_Requirement_. Filter the entries below, keeping every line that has the word "color".

_Information given_.
* * * * * * * * *

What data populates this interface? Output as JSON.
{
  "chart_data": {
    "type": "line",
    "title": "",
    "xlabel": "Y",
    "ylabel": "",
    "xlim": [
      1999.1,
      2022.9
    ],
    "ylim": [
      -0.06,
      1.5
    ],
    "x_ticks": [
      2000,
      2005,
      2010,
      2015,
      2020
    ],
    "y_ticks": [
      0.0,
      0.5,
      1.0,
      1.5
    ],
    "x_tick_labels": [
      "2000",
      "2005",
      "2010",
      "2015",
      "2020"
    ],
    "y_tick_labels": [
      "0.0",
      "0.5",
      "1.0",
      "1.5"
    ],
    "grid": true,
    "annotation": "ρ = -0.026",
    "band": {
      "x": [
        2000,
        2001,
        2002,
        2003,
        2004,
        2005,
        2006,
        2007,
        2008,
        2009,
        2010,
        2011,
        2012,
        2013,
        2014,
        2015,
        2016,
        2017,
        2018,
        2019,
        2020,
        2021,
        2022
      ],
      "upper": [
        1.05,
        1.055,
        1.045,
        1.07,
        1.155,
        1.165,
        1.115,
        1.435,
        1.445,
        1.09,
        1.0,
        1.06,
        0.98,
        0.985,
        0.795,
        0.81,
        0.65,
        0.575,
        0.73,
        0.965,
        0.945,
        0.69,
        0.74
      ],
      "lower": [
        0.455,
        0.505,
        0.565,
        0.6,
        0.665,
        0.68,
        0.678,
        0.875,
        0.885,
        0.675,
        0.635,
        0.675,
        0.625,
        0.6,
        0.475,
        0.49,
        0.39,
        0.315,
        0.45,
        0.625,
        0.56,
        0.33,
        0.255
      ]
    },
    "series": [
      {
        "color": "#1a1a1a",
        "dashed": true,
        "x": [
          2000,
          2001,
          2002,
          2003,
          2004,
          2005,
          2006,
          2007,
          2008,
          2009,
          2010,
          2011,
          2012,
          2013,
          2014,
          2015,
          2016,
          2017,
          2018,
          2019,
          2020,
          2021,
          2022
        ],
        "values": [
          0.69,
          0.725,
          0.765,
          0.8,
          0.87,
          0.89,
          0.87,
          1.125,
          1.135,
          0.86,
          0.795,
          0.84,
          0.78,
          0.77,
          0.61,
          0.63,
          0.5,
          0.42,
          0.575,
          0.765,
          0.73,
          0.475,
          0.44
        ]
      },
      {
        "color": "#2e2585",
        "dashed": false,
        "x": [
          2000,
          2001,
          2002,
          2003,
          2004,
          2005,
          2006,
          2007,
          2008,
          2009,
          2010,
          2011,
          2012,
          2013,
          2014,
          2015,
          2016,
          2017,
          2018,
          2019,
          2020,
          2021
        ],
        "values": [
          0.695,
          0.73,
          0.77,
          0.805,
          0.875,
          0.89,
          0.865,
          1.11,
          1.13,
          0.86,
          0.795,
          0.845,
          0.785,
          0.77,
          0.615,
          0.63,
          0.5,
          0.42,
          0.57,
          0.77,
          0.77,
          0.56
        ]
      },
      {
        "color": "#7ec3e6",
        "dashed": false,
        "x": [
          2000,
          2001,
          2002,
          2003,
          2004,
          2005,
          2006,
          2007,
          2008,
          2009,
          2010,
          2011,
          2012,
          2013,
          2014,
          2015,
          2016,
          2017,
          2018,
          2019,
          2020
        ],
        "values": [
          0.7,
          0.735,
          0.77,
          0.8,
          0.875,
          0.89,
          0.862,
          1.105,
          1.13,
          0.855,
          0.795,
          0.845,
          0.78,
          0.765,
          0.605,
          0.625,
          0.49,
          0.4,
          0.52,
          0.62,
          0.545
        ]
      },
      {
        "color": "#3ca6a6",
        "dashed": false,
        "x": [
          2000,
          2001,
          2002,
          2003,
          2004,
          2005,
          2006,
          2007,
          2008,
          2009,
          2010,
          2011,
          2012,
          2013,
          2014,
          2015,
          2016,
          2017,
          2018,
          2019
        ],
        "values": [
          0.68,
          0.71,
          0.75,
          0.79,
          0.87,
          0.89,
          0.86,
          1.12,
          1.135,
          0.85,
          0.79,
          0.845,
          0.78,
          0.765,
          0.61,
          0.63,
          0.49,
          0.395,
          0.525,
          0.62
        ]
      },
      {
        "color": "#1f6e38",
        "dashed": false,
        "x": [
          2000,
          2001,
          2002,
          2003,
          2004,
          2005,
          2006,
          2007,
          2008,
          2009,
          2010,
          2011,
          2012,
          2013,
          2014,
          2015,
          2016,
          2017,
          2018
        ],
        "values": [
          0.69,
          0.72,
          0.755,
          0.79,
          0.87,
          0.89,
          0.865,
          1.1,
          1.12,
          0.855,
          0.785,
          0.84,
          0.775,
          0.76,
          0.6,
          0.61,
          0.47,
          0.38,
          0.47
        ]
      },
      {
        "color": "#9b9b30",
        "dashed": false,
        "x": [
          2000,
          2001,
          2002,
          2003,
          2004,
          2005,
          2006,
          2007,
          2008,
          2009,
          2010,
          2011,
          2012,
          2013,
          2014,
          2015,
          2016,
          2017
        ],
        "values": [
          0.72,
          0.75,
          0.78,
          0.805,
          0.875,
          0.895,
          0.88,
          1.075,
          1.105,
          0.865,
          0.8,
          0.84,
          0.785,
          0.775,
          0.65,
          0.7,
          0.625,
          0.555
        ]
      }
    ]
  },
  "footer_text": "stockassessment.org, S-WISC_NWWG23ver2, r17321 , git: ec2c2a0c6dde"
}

* * * * * * * * *

_Expected answer_.
        "color": "#1a1a1a",
        "color": "#2e2585",
        "color": "#7ec3e6",
        "color": "#3ca6a6",
        "color": "#1f6e38",
        "color": "#9b9b30",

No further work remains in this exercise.